--- start of Supplied material ---

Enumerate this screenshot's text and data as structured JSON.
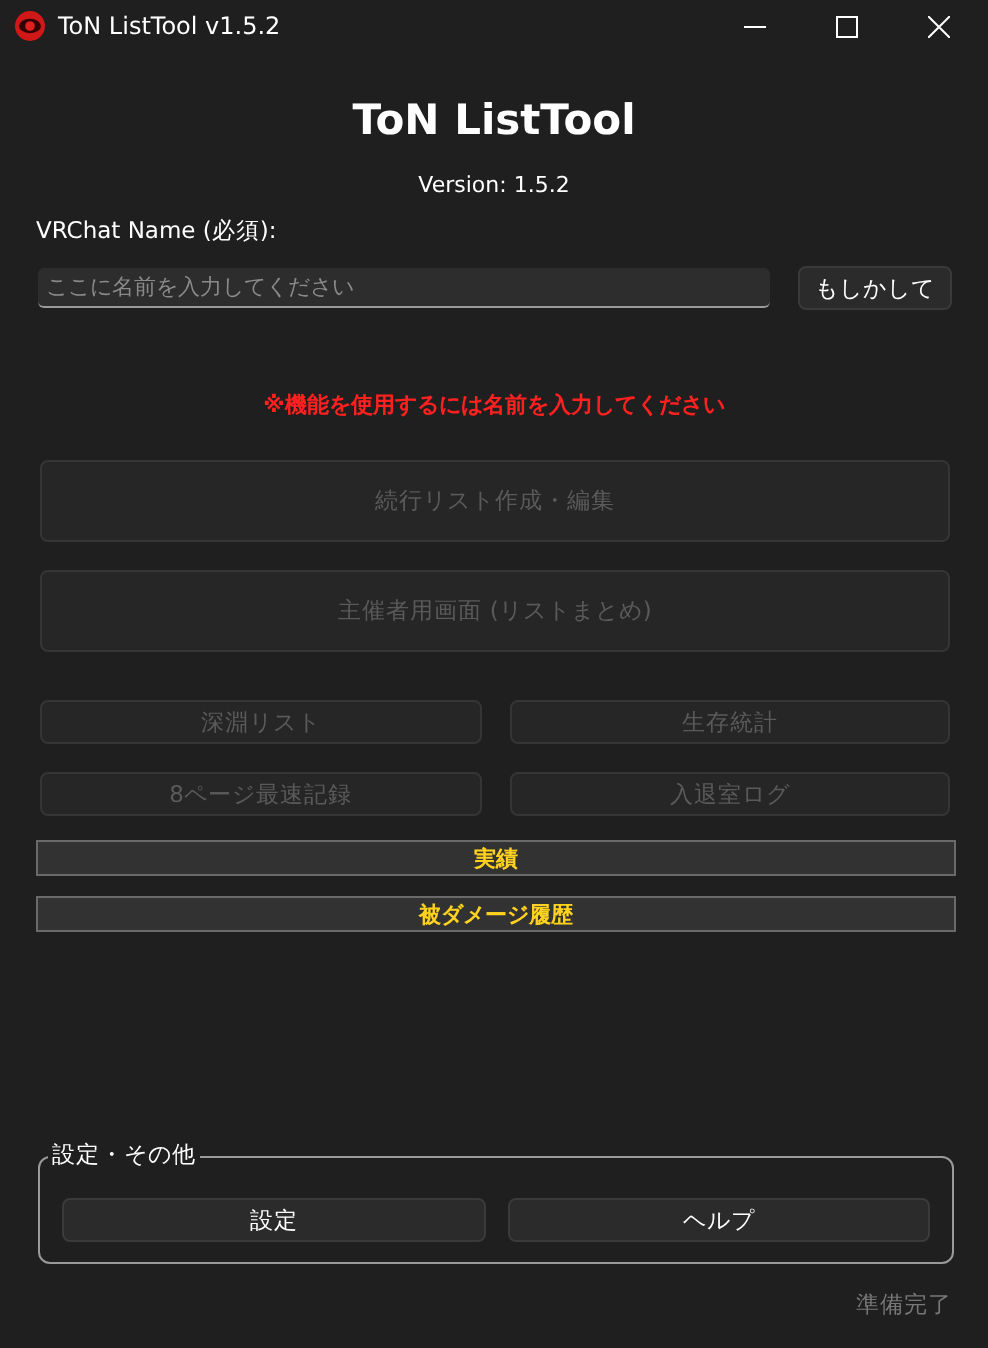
{
  "window": {
    "title": "ToN ListTool v1.5.2"
  },
  "header": {
    "title": "ToN ListTool",
    "version": "Version: 1.5.2"
  },
  "name_field": {
    "label": "VRChat Name (必須):",
    "placeholder": "ここに名前を入力してください",
    "button": "もしかして"
  },
  "warning": "※機能を使用するには名前を入力してください",
  "main_buttons": [
    {
      "label": "続行リスト作成・編集",
      "disabled": true
    },
    {
      "label": "主催者用画面 (リストまとめ)",
      "disabled": true
    }
  ],
  "grid_buttons": [
    {
      "label": "深淵リスト",
      "disabled": true
    },
    {
      "label": "生存統計",
      "disabled": true
    },
    {
      "label": "8ページ最速記録",
      "disabled": true
    },
    {
      "label": "入退室ログ",
      "disabled": true
    }
  ],
  "record_buttons": [
    {
      "label": "実績"
    },
    {
      "label": "被ダメージ履歴"
    }
  ],
  "settings": {
    "legend": "設定・その他",
    "buttons": [
      {
        "label": "設定"
      },
      {
        "label": "ヘルプ"
      }
    ]
  },
  "status_bar": "準備完了"
}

--- end of Supplied material ---

Stated task:
Exclude the images and reproduce the remaining data exactly.

Reply to the exercise:
Enumerate this screenshot's text and data as structured JSON.
{
  "window": {
    "title": "ToN ListTool v1.5.2"
  },
  "header": {
    "title": "ToN ListTool",
    "version": "Version: 1.5.2"
  },
  "name_field": {
    "label": "VRChat Name (必須):",
    "placeholder": "ここに名前を入力してください",
    "button": "もしかして"
  },
  "warning": "※機能を使用するには名前を入力してください",
  "main_buttons": [
    {
      "label": "続行リスト作成・編集",
      "disabled": true
    },
    {
      "label": "主催者用画面 (リストまとめ)",
      "disabled": true
    }
  ],
  "grid_buttons": [
    {
      "label": "深淵リスト",
      "disabled": true
    },
    {
      "label": "生存統計",
      "disabled": true
    },
    {
      "label": "8ページ最速記録",
      "disabled": true
    },
    {
      "label": "入退室ログ",
      "disabled": true
    }
  ],
  "record_buttons": [
    {
      "label": "実績"
    },
    {
      "label": "被ダメージ履歴"
    }
  ],
  "settings": {
    "legend": "設定・その他",
    "buttons": [
      {
        "label": "設定"
      },
      {
        "label": "ヘルプ"
      }
    ]
  },
  "status_bar": "準備完了"
}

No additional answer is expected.